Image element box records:

···

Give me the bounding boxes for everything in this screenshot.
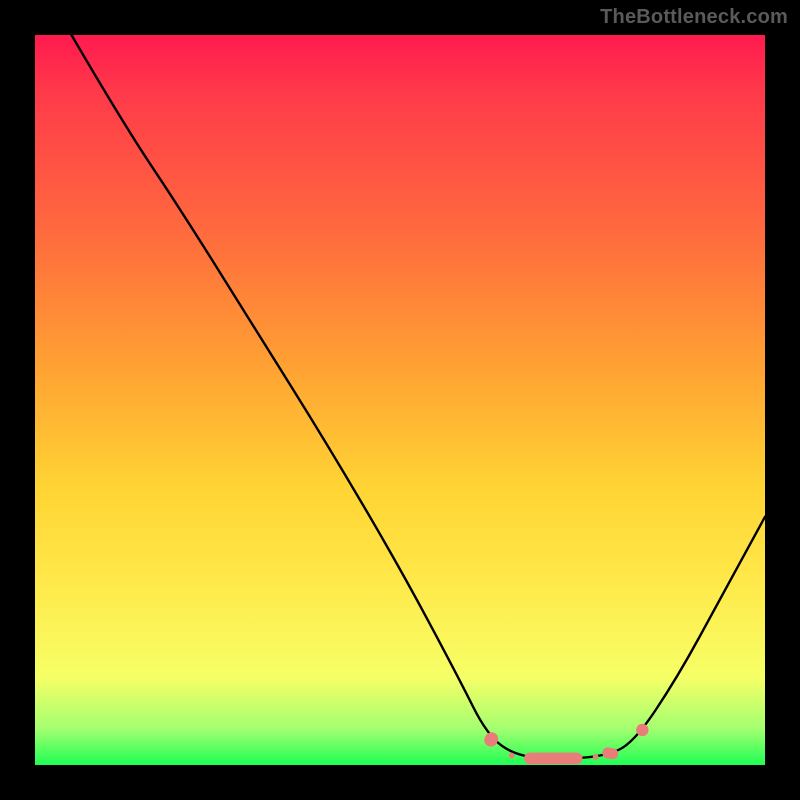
chart-container: TheBottleneck.com (0, 0, 800, 800)
bottleneck-curve (72, 35, 766, 758)
valley-marker-start (482, 730, 501, 749)
valley-marker-dash-1 (509, 753, 515, 759)
curve-group (72, 35, 766, 758)
valley-marker-dash-3 (601, 747, 619, 761)
valley-marker-dash-2 (593, 754, 599, 760)
valley-marker-main (524, 753, 582, 765)
valley-marker-end (636, 724, 648, 736)
chart-overlay-svg (35, 35, 765, 765)
marker-group (482, 724, 649, 765)
plot-area (35, 35, 765, 765)
attribution-label: TheBottleneck.com (600, 6, 788, 29)
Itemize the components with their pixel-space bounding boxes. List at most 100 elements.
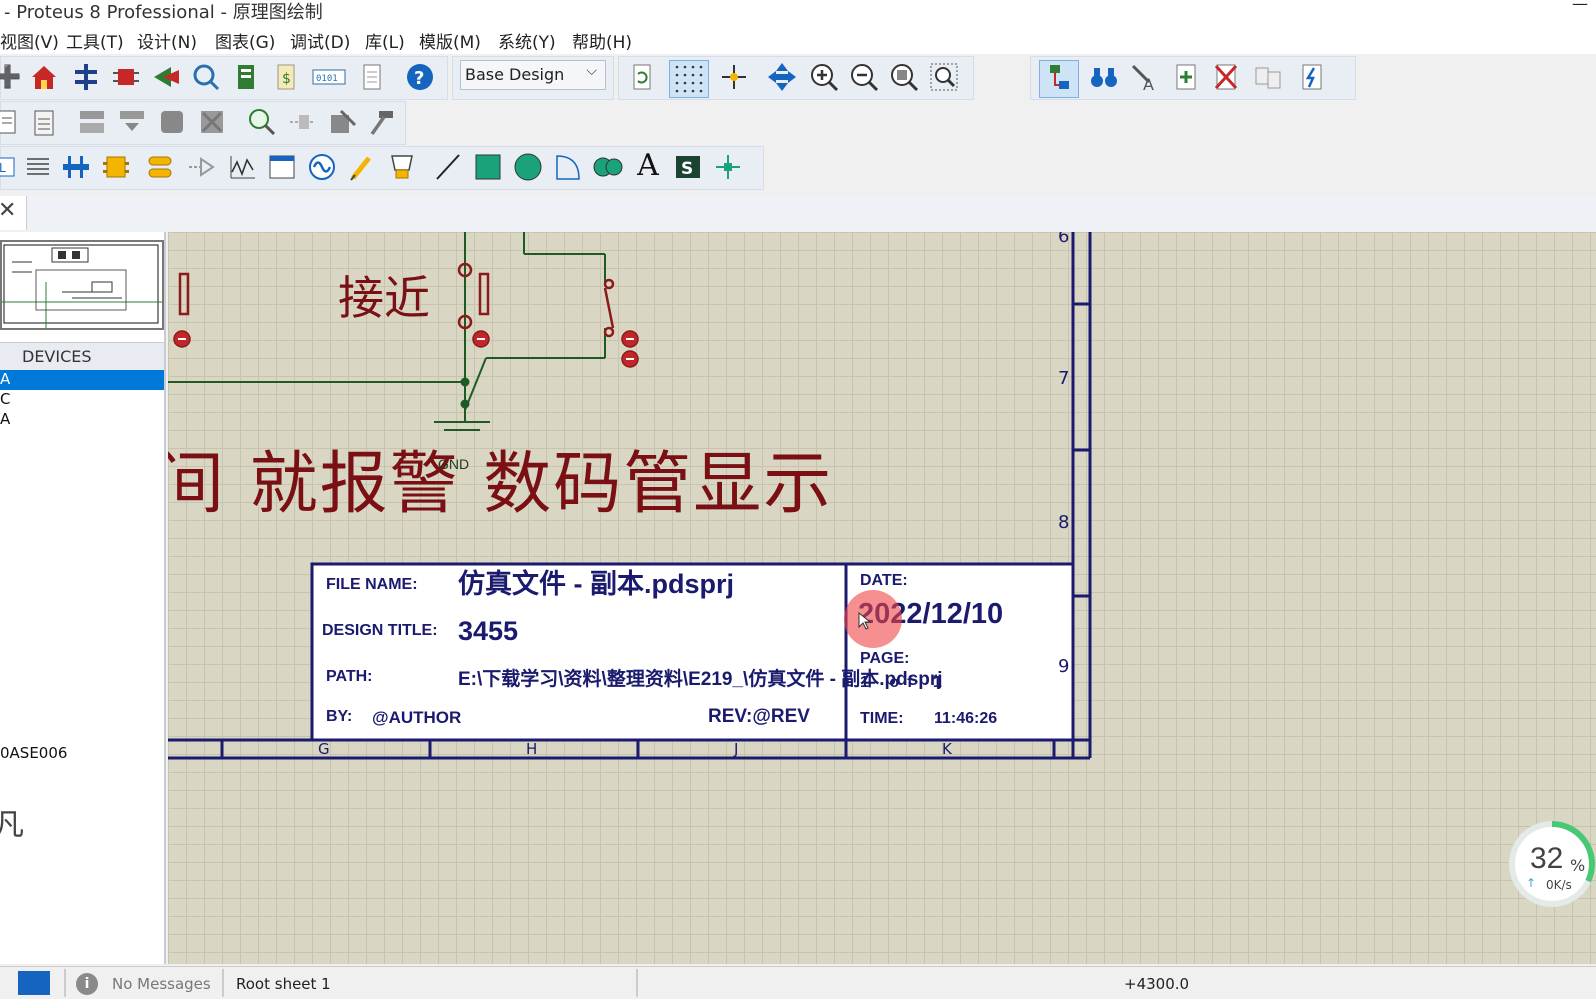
menu-graph[interactable]: 图表(G) [215,28,275,53]
schematic-canvas[interactable]: 接近 间 就报警 数码管显示 GND 6 7 8 9 G H J K FILE … [168,232,1596,964]
subcircuit-icon[interactable] [101,152,131,184]
row-label: 7 [1058,368,1070,389]
refresh-icon[interactable] [627,62,657,94]
pick-device-icon[interactable] [247,107,277,139]
tab-strip [0,196,1596,230]
property-tool-icon[interactable]: A [1129,62,1159,94]
text-script-icon[interactable] [23,152,53,184]
block-rotate-icon[interactable] [157,107,187,139]
time-value: 11:46:26 [934,710,998,727]
box-tool-icon[interactable] [473,152,503,184]
hammer-icon[interactable] [367,107,397,139]
messages-status[interactable]: No Messages [112,975,211,993]
make-device-icon[interactable] [287,107,317,139]
design-title-value: 3455 [458,616,519,646]
author-value: @AUTHOR [372,708,462,727]
menu-library[interactable]: 库(L) [365,28,405,53]
script-icon[interactable] [1297,62,1327,94]
pcb-chip-icon[interactable] [111,62,141,94]
packaging-tool-icon[interactable] [327,107,357,139]
copy-icon[interactable] [0,107,23,139]
minimize-button[interactable]: — [1572,0,1588,13]
document-icon[interactable] [357,62,387,94]
device-item[interactable]: C [0,390,164,410]
arc-tool-icon[interactable] [553,152,583,184]
generator-icon[interactable] [307,152,337,184]
grid-toggle-icon[interactable] [669,60,709,98]
zoom-fit-icon[interactable] [889,62,919,94]
bus-icon[interactable] [61,152,91,184]
menu-view[interactable]: 视图(V) [0,28,59,53]
device-item[interactable]: A [0,370,164,390]
home-icon[interactable] [29,62,59,94]
menu-help[interactable]: 帮助(H) [572,28,632,53]
net-speed: 0K/s [1546,878,1572,892]
toolbar-modes: L A S [0,146,764,190]
origin-icon[interactable] [719,62,749,94]
overview-window[interactable] [0,240,164,330]
virtual-instrument-icon[interactable] [387,152,417,184]
menu-tools[interactable]: 工具(T) [66,28,124,53]
graph-icon[interactable] [227,152,257,184]
date-label: DATE: [860,572,908,589]
new-sheet-icon[interactable] [1171,62,1201,94]
menu-debug[interactable]: 调试(D) [290,28,350,53]
menu-system[interactable]: 系统(Y) [498,28,556,53]
label-mode-icon[interactable]: L [0,152,21,184]
search-binoculars-icon[interactable] [1089,62,1119,94]
binary-icon[interactable]: 0101 [311,62,347,94]
menu-template[interactable]: 模版(M) [419,28,481,53]
help-icon[interactable]: ? [405,62,435,94]
status-divider [636,969,638,997]
path-label: PATH: [326,668,373,685]
block-move-icon[interactable] [117,107,147,139]
network-monitor[interactable]: 32 % ↑ 0K/s [1508,820,1596,908]
schematic-icon[interactable] [71,62,101,94]
toolbar-tools: A [1030,56,1356,100]
gerber-viewer-icon[interactable] [191,62,221,94]
design-select[interactable]: Base Design ⌵ [460,60,606,90]
zoom-area-icon[interactable] [929,62,959,94]
add-icon[interactable]: ➕ [0,62,23,94]
block-copy-icon[interactable] [77,107,107,139]
menu-design[interactable]: 设计(N) [137,28,197,53]
line-tool-icon[interactable] [433,152,463,184]
dollar-icon[interactable]: $ [271,62,301,94]
toolbar-edit [0,101,406,145]
simulation-indicator[interactable] [18,971,50,995]
circle-tool-icon[interactable] [513,152,543,184]
voltage-probe-icon[interactable] [347,152,377,184]
zoom-out-icon[interactable] [849,62,879,94]
device-pin-icon[interactable] [187,152,217,184]
marker-tool-icon[interactable] [713,152,743,184]
row-label: 9 [1058,656,1070,677]
left-panel: DEVICES A C A 0ASE006 凡 [0,232,166,964]
remove-sheet-icon[interactable] [1211,62,1241,94]
bom-icon[interactable] [231,62,261,94]
pan-icon[interactable] [767,62,797,94]
symbol-tool-icon[interactable]: S [673,152,703,184]
paste-icon[interactable] [29,107,59,139]
net-percent-unit: % [1570,856,1586,875]
block-delete-icon[interactable] [197,107,227,139]
device-item[interactable]: A [0,410,164,430]
tab-schematic[interactable]: ✕ [0,196,27,230]
zoom-in-icon[interactable] [809,62,839,94]
status-bar: i No Messages Root sheet 1 +4300.0 [0,966,1596,999]
status-divider [64,969,66,997]
tape-recorder-icon[interactable] [267,152,297,184]
terminal-icon[interactable] [145,152,175,184]
col-label: J [734,740,739,758]
text-tool-icon[interactable]: A [633,150,663,182]
design-title-label: DESIGN TITLE: [322,622,438,639]
exit-to-parent-icon[interactable] [1253,62,1283,94]
status-divider [222,969,224,997]
label-proximity: 接近 [338,271,430,325]
page-label: PAGE: [860,650,910,667]
path-tool-icon[interactable] [593,152,623,184]
info-icon[interactable]: i [76,973,98,995]
wire-autoroute-icon[interactable] [1039,60,1079,98]
close-icon[interactable]: ✕ [0,198,16,223]
devices-header[interactable]: DEVICES [0,342,164,372]
3d-view-icon[interactable] [151,62,181,94]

···

Rewrite the rows above, switching "bounding boxes" to "coordinate boxes" and keeping everything else unchanged. Leave the pictures out of your answer.

__Solution to this task__:
Give me the coordinate boxes for everything in this screenshot.
chart-container: TheBottleneck.com (0, 0, 800, 800)
bottleneck-curve (72, 35, 766, 758)
valley-marker-start (482, 730, 501, 749)
valley-marker-dash-1 (509, 753, 515, 759)
curve-group (72, 35, 766, 758)
valley-marker-dash-3 (601, 747, 619, 761)
valley-marker-dash-2 (593, 754, 599, 760)
valley-marker-main (524, 753, 582, 765)
valley-marker-end (636, 724, 648, 736)
chart-overlay-svg (35, 35, 765, 765)
marker-group (482, 724, 649, 765)
plot-area (35, 35, 765, 765)
attribution-label: TheBottleneck.com (600, 6, 788, 29)
Itemize the components with their pixel-space coordinate boxes. List at most 100 elements.
menu-graph[interactable]: 图表(G) [215,28,275,53]
schematic-canvas[interactable]: 接近 间 就报警 数码管显示 GND 6 7 8 9 G H J K FILE … [168,232,1596,964]
subcircuit-icon[interactable] [101,152,131,184]
row-label: 7 [1058,368,1070,389]
refresh-icon[interactable] [627,62,657,94]
pick-device-icon[interactable] [247,107,277,139]
tab-strip [0,196,1596,230]
property-tool-icon[interactable]: A [1129,62,1159,94]
text-script-icon[interactable] [23,152,53,184]
block-rotate-icon[interactable] [157,107,187,139]
time-value: 11:46:26 [934,710,998,727]
box-tool-icon[interactable] [473,152,503,184]
hammer-icon[interactable] [367,107,397,139]
messages-status[interactable]: No Messages [112,975,211,993]
make-device-icon[interactable] [287,107,317,139]
design-title-value: 3455 [458,616,519,646]
author-value: @AUTHOR [372,708,462,727]
menu-library[interactable]: 库(L) [365,28,405,53]
script-icon[interactable] [1297,62,1327,94]
pcb-chip-icon[interactable] [111,62,141,94]
packaging-tool-icon[interactable] [327,107,357,139]
copy-icon[interactable] [0,107,23,139]
minimize-button[interactable]: — [1572,0,1588,13]
document-icon[interactable] [357,62,387,94]
device-item[interactable]: C [0,390,164,410]
arc-tool-icon[interactable] [553,152,583,184]
generator-icon[interactable] [307,152,337,184]
grid-toggle-icon[interactable] [669,60,709,98]
zoom-fit-icon[interactable] [889,62,919,94]
bus-icon[interactable] [61,152,91,184]
menu-view[interactable]: 视图(V) [0,28,59,53]
device-item[interactable]: A [0,370,164,390]
home-icon[interactable] [29,62,59,94]
menu-help[interactable]: 帮助(H) [572,28,632,53]
net-speed: 0K/s [1546,878,1572,892]
toolbar-modes: L A S [0,146,764,190]
origin-icon[interactable] [719,62,749,94]
overview-window[interactable] [0,240,164,330]
virtual-instrument-icon[interactable] [387,152,417,184]
menu-tools[interactable]: 工具(T) [66,28,124,53]
graph-icon[interactable] [227,152,257,184]
date-label: DATE: [860,572,908,589]
new-sheet-icon[interactable] [1171,62,1201,94]
menu-debug[interactable]: 调试(D) [290,28,350,53]
menu-system[interactable]: 系统(Y) [498,28,556,53]
label-mode-icon[interactable]: L [0,152,21,184]
search-binoculars-icon[interactable] [1089,62,1119,94]
binary-icon[interactable]: 0101 [311,62,347,94]
menu-template[interactable]: 模版(M) [419,28,481,53]
help-icon[interactable]: ? [405,62,435,94]
status-divider [636,969,638,997]
path-label: PATH: [326,668,373,685]
block-move-icon[interactable] [117,107,147,139]
network-monitor[interactable]: 32 % ↑ 0K/s [1508,820,1596,908]
schematic-icon[interactable] [71,62,101,94]
toolbar-tools: A [1030,56,1356,100]
gerber-viewer-icon[interactable] [191,62,221,94]
design-select[interactable]: Base Design ⌵ [460,60,606,90]
zoom-area-icon[interactable] [929,62,959,94]
add-icon[interactable]: ➕ [0,62,23,94]
block-copy-icon[interactable] [77,107,107,139]
menu-design[interactable]: 设计(N) [137,28,197,53]
line-tool-icon[interactable] [433,152,463,184]
dollar-icon[interactable]: $ [271,62,301,94]
toolbar-edit [0,101,406,145]
simulation-indicator[interactable] [18,971,50,995]
circle-tool-icon[interactable] [513,152,543,184]
voltage-probe-icon[interactable] [347,152,377,184]
zoom-out-icon[interactable] [849,62,879,94]
device-pin-icon[interactable] [187,152,217,184]
marker-tool-icon[interactable] [713,152,743,184]
row-label: 9 [1058,656,1070,677]
left-panel: DEVICES A C A 0ASE006 凡 [0,232,166,964]
remove-sheet-icon[interactable] [1211,62,1241,94]
bom-icon[interactable] [231,62,261,94]
pan-icon[interactable] [767,62,797,94]
symbol-tool-icon[interactable]: S [673,152,703,184]
paste-icon[interactable] [29,107,59,139]
net-percent-unit: % [1570,856,1586,875]
block-delete-icon[interactable] [197,107,227,139]
device-item[interactable]: A [0,410,164,430]
tab-schematic[interactable]: ✕ [0,196,27,230]
zoom-in-icon[interactable] [809,62,839,94]
status-bar: i No Messages Root sheet 1 +4300.0 [0,966,1596,999]
status-divider [64,969,66,997]
tape-recorder-icon[interactable] [267,152,297,184]
terminal-icon[interactable] [145,152,175,184]
col-label: J [734,740,739,758]
text-tool-icon[interactable]: A [633,150,663,182]
design-title-label: DESIGN TITLE: [322,622,438,639]
exit-to-parent-icon[interactable] [1253,62,1283,94]
status-divider [222,969,224,997]
label-proximity: 接近 [338,271,430,325]
page-label: PAGE: [860,650,910,667]
path-tool-icon[interactable] [593,152,623,184]
info-icon[interactable]: i [76,973,98,995]
wire-autoroute-icon[interactable] [1039,60,1079,98]
close-icon[interactable]: ✕ [0,198,16,223]
devices-header[interactable]: DEVICES [0,342,164,372]
3d-view-icon[interactable] [151,62,181,94]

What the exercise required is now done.